■ Work to do: Produce an exact copy of the lines from the line that contains "Read out every word on this page." to the end of the listing below.
— begin Supplied data —
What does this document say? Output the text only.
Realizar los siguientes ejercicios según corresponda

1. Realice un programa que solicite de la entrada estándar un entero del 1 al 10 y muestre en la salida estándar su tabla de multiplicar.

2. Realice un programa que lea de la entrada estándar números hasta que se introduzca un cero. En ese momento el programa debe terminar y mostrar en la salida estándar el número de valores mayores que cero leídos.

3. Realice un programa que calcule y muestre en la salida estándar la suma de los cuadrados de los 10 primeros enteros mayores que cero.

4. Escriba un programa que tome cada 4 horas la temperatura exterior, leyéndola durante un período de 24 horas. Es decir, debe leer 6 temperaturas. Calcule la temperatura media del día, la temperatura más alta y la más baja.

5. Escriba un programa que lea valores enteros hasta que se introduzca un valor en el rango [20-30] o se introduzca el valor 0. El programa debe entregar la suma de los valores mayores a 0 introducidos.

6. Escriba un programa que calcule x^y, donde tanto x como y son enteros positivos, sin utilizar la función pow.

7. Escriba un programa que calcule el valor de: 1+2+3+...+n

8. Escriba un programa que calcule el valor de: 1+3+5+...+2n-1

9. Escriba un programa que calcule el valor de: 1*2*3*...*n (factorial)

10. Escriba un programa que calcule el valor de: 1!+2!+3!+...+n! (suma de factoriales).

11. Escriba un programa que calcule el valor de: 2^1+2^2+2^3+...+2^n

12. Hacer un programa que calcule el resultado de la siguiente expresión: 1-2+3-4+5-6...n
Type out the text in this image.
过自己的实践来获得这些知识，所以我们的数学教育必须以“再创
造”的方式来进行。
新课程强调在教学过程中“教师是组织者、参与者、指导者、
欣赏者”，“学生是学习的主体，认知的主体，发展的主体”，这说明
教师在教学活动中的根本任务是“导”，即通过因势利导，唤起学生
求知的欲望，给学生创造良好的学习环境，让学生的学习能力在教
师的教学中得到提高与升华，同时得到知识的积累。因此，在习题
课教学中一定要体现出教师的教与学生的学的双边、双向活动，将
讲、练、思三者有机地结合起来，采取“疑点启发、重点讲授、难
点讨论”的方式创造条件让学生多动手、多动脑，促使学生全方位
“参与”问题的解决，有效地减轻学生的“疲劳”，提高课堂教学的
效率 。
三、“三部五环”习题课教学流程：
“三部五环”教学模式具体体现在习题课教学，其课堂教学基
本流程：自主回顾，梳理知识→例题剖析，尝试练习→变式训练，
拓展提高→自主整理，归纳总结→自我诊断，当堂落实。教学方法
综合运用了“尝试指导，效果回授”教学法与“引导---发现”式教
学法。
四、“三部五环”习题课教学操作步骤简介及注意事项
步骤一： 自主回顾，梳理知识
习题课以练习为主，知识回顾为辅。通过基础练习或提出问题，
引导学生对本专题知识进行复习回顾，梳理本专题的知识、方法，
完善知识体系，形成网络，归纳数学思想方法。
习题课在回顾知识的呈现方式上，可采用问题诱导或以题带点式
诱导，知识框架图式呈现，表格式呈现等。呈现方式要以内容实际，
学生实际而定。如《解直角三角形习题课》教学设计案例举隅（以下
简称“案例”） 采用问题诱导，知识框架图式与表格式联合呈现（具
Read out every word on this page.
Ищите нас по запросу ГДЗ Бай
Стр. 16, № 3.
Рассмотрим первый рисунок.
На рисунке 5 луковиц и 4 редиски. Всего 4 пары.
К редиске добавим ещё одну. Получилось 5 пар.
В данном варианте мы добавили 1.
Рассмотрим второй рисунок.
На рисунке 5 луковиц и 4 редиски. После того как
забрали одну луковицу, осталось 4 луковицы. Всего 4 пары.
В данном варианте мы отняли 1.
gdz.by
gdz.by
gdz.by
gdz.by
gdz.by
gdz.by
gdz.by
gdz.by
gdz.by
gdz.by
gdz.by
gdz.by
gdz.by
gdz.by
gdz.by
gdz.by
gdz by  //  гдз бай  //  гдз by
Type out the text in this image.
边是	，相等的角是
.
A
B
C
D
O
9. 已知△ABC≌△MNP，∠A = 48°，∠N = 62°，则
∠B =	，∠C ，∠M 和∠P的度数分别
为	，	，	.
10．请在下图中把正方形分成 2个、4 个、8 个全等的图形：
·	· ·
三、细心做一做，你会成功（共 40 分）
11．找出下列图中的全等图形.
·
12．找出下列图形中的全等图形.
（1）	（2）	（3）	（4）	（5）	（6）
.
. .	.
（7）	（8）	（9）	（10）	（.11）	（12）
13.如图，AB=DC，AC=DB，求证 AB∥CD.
— end Supplied data —
■ Task answer:
Read out every word on this page.
Ищите нас по запросу ГДЗ Бай
Стр. 16, № 3.
Рассмотрим первый рисунок.
На рисунке 5 луковиц и 4 редиски. Всего 4 пары.
К редиске добавим ещё одну. Получилось 5 пар.
В данном варианте мы добавили 1.
Рассмотрим второй рисунок.
На рисунке 5 луковиц и 4 редиски. После того как
забрали одну луковицу, осталось 4 луковицы. Всего 4 пары.
В данном варианте мы отняли 1.
gdz.by
gdz.by
gdz.by
gdz.by
gdz.by
gdz.by
gdz.by
gdz.by
gdz.by
gdz.by
gdz.by
gdz.by
gdz.by
gdz.by
gdz.by
gdz.by
gdz by  //  гдз бай  //  гдз by
Type out the text in this image.
边是	，相等的角是
.
A
B
C
D
O
9. 已知△ABC≌△MNP，∠A = 48°，∠N = 62°，则
∠B =	，∠C ，∠M 和∠P的度数分别
为	，	，	.
10．请在下图中把正方形分成 2个、4 个、8 个全等的图形：
·	· ·
三、细心做一做，你会成功（共 40 分）
11．找出下列图中的全等图形.
·
12．找出下列图形中的全等图形.
（1）	（2）	（3）	（4）	（5）	（6）
.
. .	.
（7）	（8）	（9）	（10）	（.11）	（12）
13.如图，AB=DC，AC=DB，求证 AB∥CD.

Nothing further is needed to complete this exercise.